Material provided:

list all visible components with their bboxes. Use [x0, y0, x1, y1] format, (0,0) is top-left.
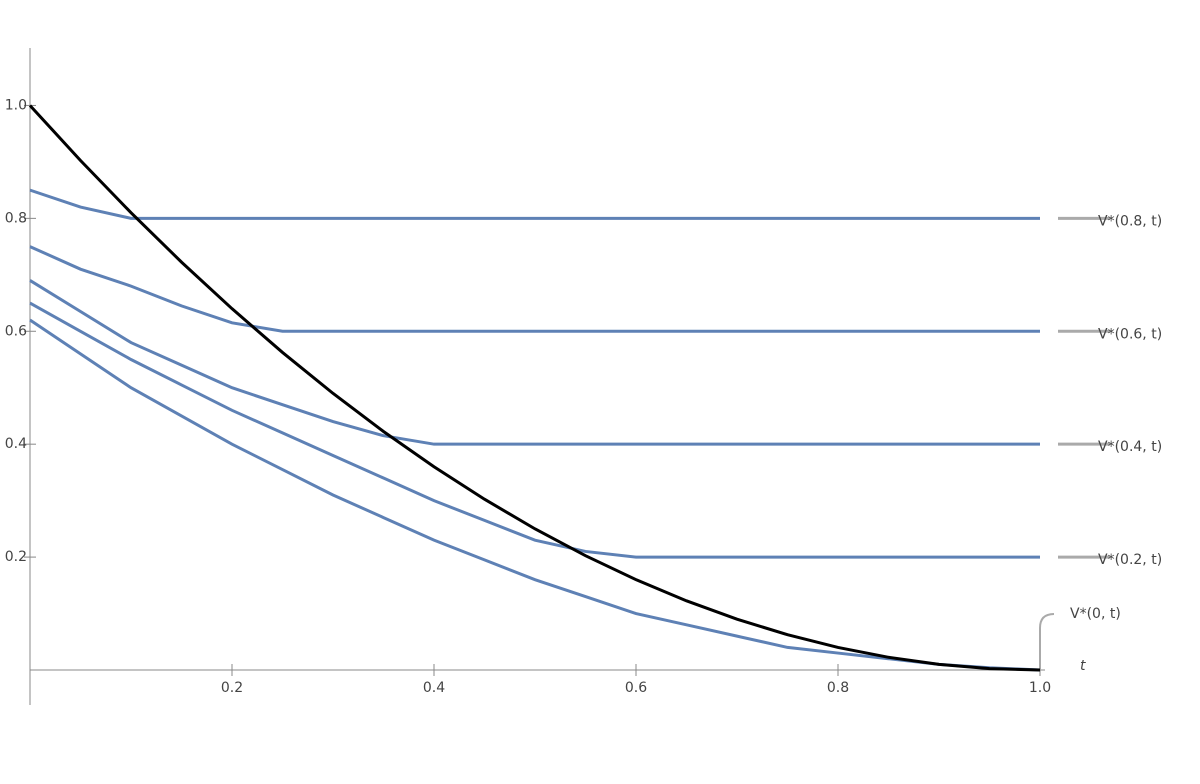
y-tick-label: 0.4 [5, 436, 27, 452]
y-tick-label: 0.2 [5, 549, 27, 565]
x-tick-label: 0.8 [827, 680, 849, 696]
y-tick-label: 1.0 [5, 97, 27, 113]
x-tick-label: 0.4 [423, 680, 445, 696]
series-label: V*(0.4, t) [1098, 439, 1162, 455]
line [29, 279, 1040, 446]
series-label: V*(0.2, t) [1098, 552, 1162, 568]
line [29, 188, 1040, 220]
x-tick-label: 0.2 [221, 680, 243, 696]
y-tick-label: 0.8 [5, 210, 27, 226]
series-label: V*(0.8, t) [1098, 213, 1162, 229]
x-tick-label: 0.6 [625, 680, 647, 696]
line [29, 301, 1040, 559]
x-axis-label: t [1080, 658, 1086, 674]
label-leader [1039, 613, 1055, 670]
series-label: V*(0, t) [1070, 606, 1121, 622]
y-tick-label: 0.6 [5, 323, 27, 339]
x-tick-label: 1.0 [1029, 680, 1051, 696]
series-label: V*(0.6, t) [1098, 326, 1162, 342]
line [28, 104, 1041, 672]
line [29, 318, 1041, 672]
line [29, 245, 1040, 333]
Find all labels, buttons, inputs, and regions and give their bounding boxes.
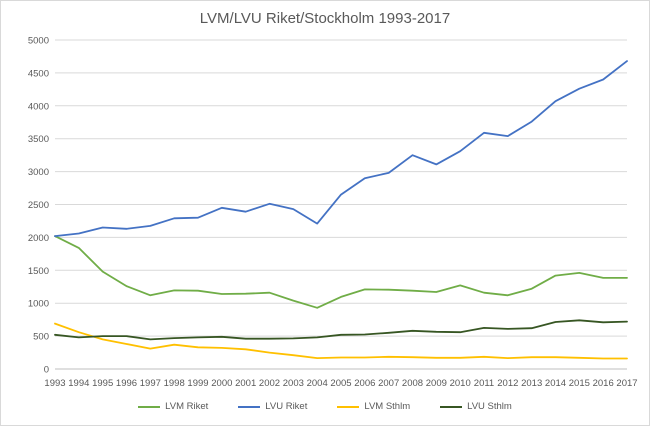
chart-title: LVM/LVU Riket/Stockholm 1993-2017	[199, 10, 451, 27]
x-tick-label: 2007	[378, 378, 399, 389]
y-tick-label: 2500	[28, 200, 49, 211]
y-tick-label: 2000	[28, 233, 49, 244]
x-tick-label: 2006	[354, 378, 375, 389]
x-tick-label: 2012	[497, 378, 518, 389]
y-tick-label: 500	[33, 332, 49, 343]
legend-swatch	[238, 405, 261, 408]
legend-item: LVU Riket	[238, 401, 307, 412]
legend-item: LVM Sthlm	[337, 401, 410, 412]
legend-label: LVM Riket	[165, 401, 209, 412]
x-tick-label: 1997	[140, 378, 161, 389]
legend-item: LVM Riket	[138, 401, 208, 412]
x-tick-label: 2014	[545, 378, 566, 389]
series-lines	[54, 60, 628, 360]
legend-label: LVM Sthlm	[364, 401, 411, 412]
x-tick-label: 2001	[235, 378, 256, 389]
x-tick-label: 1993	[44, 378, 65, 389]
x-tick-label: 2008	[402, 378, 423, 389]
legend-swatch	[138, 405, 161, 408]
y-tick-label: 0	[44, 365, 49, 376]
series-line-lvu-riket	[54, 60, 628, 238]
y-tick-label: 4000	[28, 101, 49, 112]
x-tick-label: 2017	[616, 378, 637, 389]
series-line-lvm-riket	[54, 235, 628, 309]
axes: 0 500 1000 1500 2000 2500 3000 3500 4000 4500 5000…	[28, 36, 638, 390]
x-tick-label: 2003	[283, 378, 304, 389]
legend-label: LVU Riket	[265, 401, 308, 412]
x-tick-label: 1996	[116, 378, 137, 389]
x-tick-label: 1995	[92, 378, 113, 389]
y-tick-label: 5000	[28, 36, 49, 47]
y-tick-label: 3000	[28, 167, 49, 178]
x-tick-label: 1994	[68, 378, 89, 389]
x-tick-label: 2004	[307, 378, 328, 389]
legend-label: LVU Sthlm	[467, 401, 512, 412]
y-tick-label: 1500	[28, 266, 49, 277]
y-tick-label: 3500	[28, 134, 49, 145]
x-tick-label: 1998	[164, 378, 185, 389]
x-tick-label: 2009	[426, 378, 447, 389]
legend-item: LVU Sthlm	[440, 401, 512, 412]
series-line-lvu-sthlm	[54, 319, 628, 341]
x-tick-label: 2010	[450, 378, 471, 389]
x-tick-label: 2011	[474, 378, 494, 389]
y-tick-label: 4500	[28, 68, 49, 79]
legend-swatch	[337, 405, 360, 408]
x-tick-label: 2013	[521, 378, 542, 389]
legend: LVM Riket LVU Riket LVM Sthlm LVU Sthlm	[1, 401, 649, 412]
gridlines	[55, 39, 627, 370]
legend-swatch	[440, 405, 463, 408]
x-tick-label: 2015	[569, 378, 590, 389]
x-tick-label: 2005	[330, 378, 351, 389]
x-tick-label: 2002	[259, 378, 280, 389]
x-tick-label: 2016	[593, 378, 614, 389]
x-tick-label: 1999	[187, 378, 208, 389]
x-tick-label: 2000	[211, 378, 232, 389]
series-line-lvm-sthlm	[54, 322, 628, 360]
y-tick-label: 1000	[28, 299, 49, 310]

What this task involves: Rewrite all the items above with "x-tick-label" swapped for "x-axis-tick" everywhere, leaving everything else unchanged and omitting the pictures.

Output for this task:
list all visible components with their bboxes. Use [x0, y0, x1, y1] format, (0,0) is top-left.
y-tick-label: 0.4 [5, 436, 27, 452]
y-tick-label: 0.2 [5, 549, 27, 565]
x-axis-tick: 0.8 [827, 680, 849, 696]
y-tick-label: 1.0 [5, 97, 27, 113]
x-axis-tick: 0.4 [423, 680, 445, 696]
series-label: V*(0.4, t) [1098, 439, 1162, 455]
line [29, 279, 1040, 446]
series-label: V*(0.2, t) [1098, 552, 1162, 568]
line [29, 188, 1040, 220]
x-axis-tick: 0.2 [221, 680, 243, 696]
y-tick-label: 0.8 [5, 210, 27, 226]
series-label: V*(0.8, t) [1098, 213, 1162, 229]
x-axis-tick: 0.6 [625, 680, 647, 696]
line [29, 301, 1040, 559]
x-axis-label: t [1080, 658, 1086, 674]
label-leader [1039, 613, 1055, 670]
series-label: V*(0, t) [1070, 606, 1121, 622]
y-tick-label: 0.6 [5, 323, 27, 339]
x-axis-tick: 1.0 [1029, 680, 1051, 696]
series-label: V*(0.6, t) [1098, 326, 1162, 342]
line [28, 104, 1041, 672]
line [29, 318, 1041, 672]
line [29, 245, 1040, 333]
Find all labels, buttons, inputs, and regions and give their bounding boxes.
chart-title: LVM/LVU Riket/Stockholm 1993-2017	[199, 10, 451, 27]
x-axis-tick: 2007	[378, 378, 399, 389]
y-tick-label: 2500	[28, 200, 49, 211]
y-tick-label: 2000	[28, 233, 49, 244]
x-axis-tick: 2006	[354, 378, 375, 389]
x-axis-tick: 2012	[497, 378, 518, 389]
y-tick-label: 500	[33, 332, 49, 343]
legend-swatch	[238, 405, 261, 408]
legend-item: LVU Riket	[238, 401, 307, 412]
legend-item: LVM Sthlm	[337, 401, 410, 412]
legend-label: LVM Riket	[165, 401, 209, 412]
x-axis-tick: 1997	[140, 378, 161, 389]
legend-item: LVM Riket	[138, 401, 208, 412]
x-axis-tick: 2014	[545, 378, 566, 389]
series-lines	[54, 60, 628, 360]
legend-label: LVM Sthlm	[364, 401, 411, 412]
x-axis-tick: 2001	[235, 378, 256, 389]
x-axis-tick: 1993	[44, 378, 65, 389]
x-axis-tick: 2008	[402, 378, 423, 389]
legend-swatch	[138, 405, 161, 408]
y-tick-label: 0	[44, 365, 49, 376]
series-line-lvu-riket	[54, 60, 628, 238]
y-tick-label: 4000	[28, 101, 49, 112]
x-axis-tick: 2017	[616, 378, 637, 389]
series-line-lvm-riket	[54, 235, 628, 309]
axes: 0 500 1000 1500 2000 2500 3000 3500 4000 4500 5000…	[28, 36, 638, 390]
x-axis-tick: 2003	[283, 378, 304, 389]
legend-label: LVU Riket	[265, 401, 308, 412]
x-axis-tick: 1996	[116, 378, 137, 389]
x-axis-tick: 1995	[92, 378, 113, 389]
y-tick-label: 5000	[28, 36, 49, 47]
y-tick-label: 3000	[28, 167, 49, 178]
x-axis-tick: 1994	[68, 378, 89, 389]
x-axis-tick: 2004	[307, 378, 328, 389]
legend-label: LVU Sthlm	[467, 401, 512, 412]
y-tick-label: 1500	[28, 266, 49, 277]
y-tick-label: 3500	[28, 134, 49, 145]
x-axis-tick: 1998	[164, 378, 185, 389]
x-axis-tick: 2009	[426, 378, 447, 389]
legend-item: LVU Sthlm	[440, 401, 512, 412]
series-line-lvu-sthlm	[54, 319, 628, 341]
x-axis-tick: 2010	[450, 378, 471, 389]
x-axis-tick: 2011	[474, 378, 494, 389]
y-tick-label: 4500	[28, 68, 49, 79]
legend-swatch	[337, 405, 360, 408]
x-axis-tick: 2013	[521, 378, 542, 389]
legend: LVM Riket LVU Riket LVM Sthlm LVU Sthlm	[1, 401, 649, 412]
gridlines	[55, 39, 627, 370]
legend-swatch	[440, 405, 463, 408]
x-axis-tick: 2015	[569, 378, 590, 389]
x-axis-tick: 2005	[330, 378, 351, 389]
x-axis-tick: 2002	[259, 378, 280, 389]
x-axis-tick: 2016	[593, 378, 614, 389]
x-axis-tick: 1999	[187, 378, 208, 389]
x-axis-tick: 2000	[211, 378, 232, 389]
series-line-lvm-sthlm	[54, 322, 628, 360]
y-tick-label: 1000	[28, 299, 49, 310]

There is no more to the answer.